What the task requires:
Check every line below for the word "name" and show those that hold it.

Material:
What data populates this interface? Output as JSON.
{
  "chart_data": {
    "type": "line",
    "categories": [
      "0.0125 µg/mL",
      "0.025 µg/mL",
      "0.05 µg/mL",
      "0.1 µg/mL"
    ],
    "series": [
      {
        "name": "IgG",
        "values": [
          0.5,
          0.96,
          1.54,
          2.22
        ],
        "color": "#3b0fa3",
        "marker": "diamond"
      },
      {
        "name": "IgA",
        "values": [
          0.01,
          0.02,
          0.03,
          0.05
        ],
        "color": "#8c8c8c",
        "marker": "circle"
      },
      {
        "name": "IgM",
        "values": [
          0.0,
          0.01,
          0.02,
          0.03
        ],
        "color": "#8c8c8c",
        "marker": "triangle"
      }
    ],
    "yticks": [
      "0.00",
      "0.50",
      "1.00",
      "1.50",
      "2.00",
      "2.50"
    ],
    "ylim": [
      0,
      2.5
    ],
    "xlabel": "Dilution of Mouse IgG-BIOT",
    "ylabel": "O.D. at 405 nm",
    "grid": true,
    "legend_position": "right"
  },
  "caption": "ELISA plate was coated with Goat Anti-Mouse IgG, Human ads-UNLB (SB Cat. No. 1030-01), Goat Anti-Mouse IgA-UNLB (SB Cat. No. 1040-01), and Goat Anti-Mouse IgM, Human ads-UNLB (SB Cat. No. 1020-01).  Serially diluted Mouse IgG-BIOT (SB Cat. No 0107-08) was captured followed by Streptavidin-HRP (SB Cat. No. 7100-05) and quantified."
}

--

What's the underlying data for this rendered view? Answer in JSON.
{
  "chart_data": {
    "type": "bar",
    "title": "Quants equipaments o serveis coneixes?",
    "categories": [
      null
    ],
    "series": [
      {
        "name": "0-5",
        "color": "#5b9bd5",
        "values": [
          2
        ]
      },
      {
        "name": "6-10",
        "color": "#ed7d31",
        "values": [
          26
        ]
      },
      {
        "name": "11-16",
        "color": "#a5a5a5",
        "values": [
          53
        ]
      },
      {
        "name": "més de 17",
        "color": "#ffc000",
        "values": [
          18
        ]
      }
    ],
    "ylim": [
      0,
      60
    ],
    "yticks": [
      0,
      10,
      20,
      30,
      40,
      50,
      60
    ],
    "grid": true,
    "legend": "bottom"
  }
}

* * *

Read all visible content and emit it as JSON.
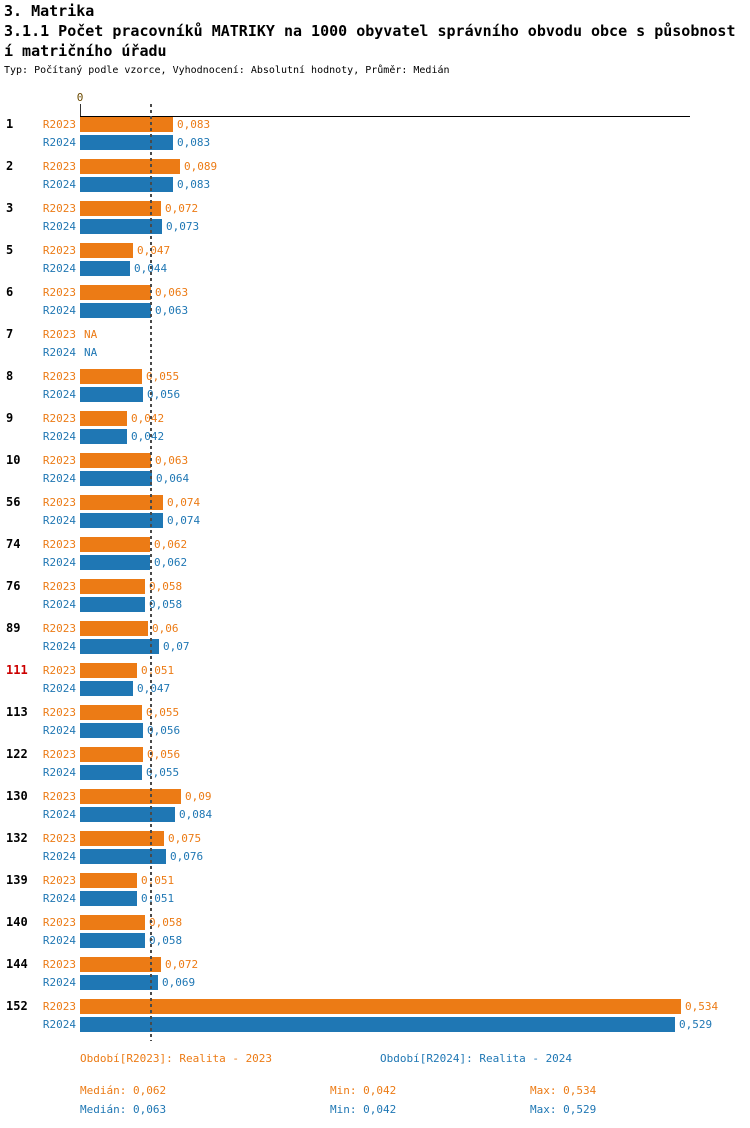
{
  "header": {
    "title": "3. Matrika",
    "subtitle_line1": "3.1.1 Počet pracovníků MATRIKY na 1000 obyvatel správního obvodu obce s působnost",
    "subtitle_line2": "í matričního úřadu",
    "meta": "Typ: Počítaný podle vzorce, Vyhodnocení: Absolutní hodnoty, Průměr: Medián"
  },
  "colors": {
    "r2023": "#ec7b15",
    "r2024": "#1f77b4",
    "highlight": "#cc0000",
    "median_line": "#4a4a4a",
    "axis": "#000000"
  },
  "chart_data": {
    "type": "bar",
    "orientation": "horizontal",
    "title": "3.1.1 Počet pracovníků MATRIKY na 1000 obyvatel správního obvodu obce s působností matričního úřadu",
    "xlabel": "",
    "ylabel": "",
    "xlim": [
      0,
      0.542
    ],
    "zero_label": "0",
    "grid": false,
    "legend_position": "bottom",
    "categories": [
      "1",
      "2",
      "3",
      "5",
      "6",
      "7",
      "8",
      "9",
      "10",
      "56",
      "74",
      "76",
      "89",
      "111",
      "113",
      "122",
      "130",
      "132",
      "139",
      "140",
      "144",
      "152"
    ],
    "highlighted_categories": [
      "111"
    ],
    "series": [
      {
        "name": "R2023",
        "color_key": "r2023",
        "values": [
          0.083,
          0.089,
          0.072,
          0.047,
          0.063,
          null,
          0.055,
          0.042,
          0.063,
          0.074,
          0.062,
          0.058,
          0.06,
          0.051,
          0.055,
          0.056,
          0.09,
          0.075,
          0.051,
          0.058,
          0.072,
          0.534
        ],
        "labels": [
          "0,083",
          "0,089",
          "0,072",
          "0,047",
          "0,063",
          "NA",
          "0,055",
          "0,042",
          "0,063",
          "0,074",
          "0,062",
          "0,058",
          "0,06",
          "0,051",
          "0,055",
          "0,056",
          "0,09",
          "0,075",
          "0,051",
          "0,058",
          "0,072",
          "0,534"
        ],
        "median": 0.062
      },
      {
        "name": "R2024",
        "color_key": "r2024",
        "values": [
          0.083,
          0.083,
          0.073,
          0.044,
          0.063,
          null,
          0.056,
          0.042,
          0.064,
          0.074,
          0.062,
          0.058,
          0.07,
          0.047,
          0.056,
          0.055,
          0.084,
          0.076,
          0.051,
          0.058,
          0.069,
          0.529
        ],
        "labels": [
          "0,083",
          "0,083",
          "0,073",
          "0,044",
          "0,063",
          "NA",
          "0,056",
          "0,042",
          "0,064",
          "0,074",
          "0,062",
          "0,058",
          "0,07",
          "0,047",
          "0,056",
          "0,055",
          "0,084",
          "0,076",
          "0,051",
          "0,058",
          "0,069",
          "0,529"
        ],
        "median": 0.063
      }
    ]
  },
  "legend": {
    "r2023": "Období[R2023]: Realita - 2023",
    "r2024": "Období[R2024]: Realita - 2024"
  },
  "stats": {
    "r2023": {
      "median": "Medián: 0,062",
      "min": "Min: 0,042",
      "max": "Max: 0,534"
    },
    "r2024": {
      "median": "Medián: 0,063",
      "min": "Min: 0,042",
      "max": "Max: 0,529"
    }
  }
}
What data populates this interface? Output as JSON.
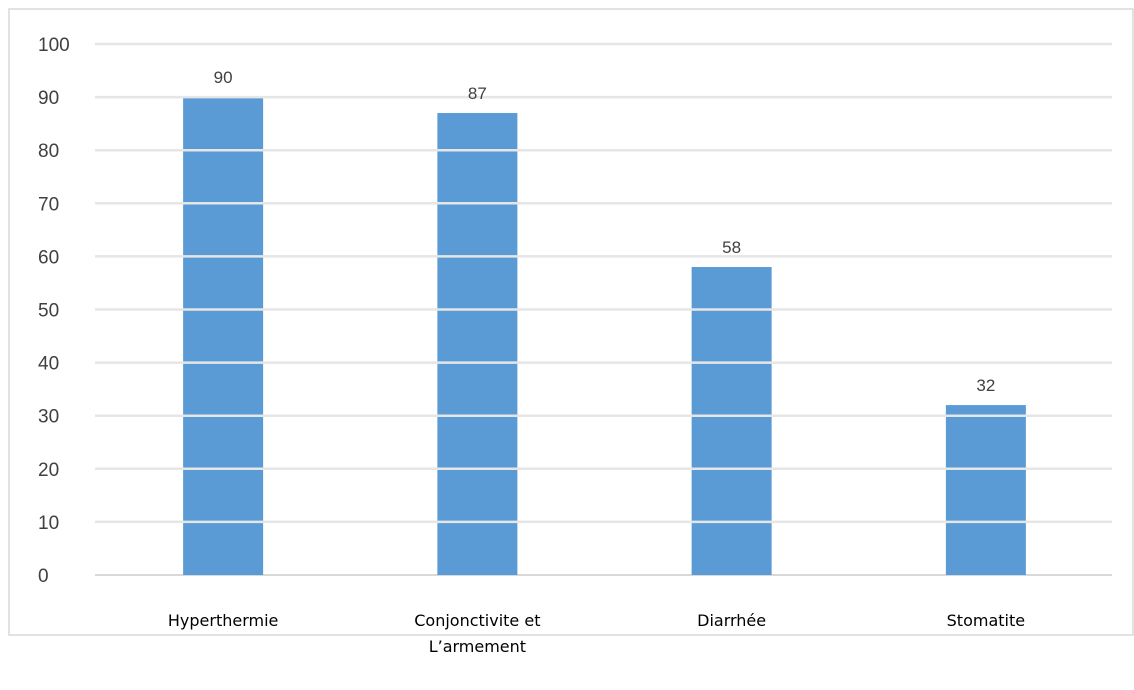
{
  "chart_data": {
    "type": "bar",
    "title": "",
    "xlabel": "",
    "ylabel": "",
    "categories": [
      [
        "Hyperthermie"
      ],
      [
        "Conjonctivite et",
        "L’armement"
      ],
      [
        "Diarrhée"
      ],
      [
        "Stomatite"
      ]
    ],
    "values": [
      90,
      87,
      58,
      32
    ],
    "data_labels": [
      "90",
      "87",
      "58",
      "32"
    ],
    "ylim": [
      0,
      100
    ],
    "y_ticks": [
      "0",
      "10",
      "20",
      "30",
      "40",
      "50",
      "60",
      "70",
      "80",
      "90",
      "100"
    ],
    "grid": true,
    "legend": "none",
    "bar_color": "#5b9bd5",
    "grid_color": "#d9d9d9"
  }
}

Solved exercise:
        "name": "IgG",
        "name": "IgA",
        "name": "IgM",
        "name": "0-5",
        "name": "6-10",
        "name": "11-16",
        "name": "més de 17",
        "name": "R2023",
        "name": "R2024",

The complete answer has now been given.